##### Source extract #####
The other day, my kids were playing with a big cardboard box. Within the span of 45 minutes, it had transformed into a car, a submarine, a cave, an airplane, a mountain, then back to a car.
I am enthralled by the simple act of play. In a society that is increasingly dependent on television, computer, smartphone, video games, and electronic toys to entertain, I am inspired by my kids and their ability to delight in their own imagination.
It humbles me. Seriously.
How much of the world around me do I miss each day? How much joy do I pass by in my hurried pace?
As a parent, I constantly feel the urge to guide my kids in their play. Do this. Do that. No, that’s not what that’s for.
But it is me that needs to learn how to play again. To put down my phone. To stop thinking about the next errand or goal. To pause and live a moment. To recognize the immense value of the little things… the warmth of sun on my cheek, the scent of fresh dirt and mulch as I kneel by my veggie garden, the exhilarating splash of rainboots stomping through a puddle. I forget that delight and pleasure does not have to come prepackaged or scheduled.
As a pediatrician, I value the importance of play. I understand the role it plays in behavior, development, and yes, even future success. But as a parent, moreover as an adult, I forget the importance of unguided unstructured play on a daily basis, for my kids as well as for myself. Play gets shoved aside. It seems unproductive in a fast-paced society that values multi-tasking and expects immediate results.
So I am thankful to my kids for the reminder to slow down. They remind me in the form of contagious giggles, the look of wonder in their eyes, and their spontaneous stories about how they were under water in a submarine catching sharks and octopus.
I want to protect the precious time my kids spend in free play. Although play comes naturally, it is too often interrupted or squelched by my own agenda, however well-intentioned I may be. In the years to come, school and other activities will add increasing pressure to choose structure over creative freedom. Although there is value in structure, my kids remind me that some of the best moments in life are spontaneous and unexpected.
##### Records #####
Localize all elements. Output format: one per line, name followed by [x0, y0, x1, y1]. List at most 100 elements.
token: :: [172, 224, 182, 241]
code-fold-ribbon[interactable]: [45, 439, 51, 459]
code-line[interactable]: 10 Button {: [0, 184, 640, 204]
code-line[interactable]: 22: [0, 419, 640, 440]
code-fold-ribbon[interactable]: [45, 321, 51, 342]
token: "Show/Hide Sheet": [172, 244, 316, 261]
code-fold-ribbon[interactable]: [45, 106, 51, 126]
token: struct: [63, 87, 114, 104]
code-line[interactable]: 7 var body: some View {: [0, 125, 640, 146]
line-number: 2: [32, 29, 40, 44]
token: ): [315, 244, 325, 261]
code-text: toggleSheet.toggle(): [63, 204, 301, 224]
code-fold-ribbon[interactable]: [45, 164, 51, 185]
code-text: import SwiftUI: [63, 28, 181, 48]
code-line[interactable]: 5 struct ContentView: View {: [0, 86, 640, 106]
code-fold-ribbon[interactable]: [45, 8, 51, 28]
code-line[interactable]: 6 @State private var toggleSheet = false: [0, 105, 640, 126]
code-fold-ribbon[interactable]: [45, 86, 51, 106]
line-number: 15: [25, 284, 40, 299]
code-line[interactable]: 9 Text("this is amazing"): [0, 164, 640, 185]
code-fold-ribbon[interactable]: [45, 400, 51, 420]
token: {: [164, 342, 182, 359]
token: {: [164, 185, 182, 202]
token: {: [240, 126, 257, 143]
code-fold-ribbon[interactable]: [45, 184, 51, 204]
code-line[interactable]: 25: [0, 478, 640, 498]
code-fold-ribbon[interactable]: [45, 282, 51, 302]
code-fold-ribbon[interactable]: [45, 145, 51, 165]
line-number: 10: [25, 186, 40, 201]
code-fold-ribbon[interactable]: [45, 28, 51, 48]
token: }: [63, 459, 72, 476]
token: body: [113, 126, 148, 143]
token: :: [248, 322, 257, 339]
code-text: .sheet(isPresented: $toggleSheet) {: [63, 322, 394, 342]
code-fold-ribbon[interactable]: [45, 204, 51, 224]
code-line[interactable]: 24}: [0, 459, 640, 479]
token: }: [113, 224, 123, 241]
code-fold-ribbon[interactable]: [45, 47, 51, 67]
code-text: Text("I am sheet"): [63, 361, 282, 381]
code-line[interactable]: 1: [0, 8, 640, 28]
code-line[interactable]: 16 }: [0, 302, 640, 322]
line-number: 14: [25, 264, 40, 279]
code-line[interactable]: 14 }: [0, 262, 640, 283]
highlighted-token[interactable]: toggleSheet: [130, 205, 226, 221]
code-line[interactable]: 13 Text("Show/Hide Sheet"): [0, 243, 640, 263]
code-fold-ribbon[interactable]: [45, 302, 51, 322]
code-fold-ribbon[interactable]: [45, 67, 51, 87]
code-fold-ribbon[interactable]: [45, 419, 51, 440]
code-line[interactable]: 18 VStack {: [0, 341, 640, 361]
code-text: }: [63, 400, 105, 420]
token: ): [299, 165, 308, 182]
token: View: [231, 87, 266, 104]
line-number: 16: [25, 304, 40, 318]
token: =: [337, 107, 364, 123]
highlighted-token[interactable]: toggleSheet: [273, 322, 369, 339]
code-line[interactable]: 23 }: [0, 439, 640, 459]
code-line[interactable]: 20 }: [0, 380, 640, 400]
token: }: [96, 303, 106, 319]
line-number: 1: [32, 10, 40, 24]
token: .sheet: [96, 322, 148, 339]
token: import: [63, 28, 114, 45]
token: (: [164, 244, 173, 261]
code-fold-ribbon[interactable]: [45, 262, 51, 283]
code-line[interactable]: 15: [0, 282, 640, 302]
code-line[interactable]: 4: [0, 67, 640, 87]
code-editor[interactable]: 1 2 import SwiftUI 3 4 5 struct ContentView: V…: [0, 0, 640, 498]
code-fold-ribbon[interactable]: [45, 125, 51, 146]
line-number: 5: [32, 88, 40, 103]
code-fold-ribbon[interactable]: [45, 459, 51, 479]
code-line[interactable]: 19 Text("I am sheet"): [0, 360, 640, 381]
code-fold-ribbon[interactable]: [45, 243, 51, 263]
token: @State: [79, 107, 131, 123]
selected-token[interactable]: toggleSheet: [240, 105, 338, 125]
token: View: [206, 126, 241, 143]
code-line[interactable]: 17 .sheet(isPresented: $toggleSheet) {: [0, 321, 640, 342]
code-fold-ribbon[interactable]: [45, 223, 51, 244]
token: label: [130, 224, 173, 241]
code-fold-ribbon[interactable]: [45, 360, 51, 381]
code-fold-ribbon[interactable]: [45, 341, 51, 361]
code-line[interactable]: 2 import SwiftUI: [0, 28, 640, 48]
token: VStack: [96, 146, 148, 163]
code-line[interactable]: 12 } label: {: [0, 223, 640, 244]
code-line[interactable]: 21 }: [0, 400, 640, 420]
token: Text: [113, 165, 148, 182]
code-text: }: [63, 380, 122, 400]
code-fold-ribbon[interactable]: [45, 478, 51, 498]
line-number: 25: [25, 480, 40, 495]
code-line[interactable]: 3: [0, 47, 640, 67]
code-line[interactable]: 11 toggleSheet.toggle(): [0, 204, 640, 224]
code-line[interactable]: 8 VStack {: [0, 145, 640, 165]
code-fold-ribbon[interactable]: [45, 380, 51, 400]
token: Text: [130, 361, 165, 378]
#####
• Exercise prompt:
Set down the passage from the essay on play above between "It humbles me." and "prepackaged or scheduled.", inclusive, word for word.

• Reply:
It humbles me. Seriously.
How much of the world around me do I miss each day? How much joy do I pass by in my hurried pace?
As a parent, I constantly feel the urge to guide my kids in their play. Do this. Do that. No, that’s not what that’s for.
But it is me that needs to learn how to play again. To put down my phone. To stop thinking about the next errand or goal. To pause and live a moment. To recognize the immense value of the little things… the warmth of sun on my cheek, the scent of fresh dirt and mulch as I kneel by my veggie garden, the exhilarating splash of rainboots stomping through a puddle. I forget that delight and pleasure does not have to come prepackaged or scheduled.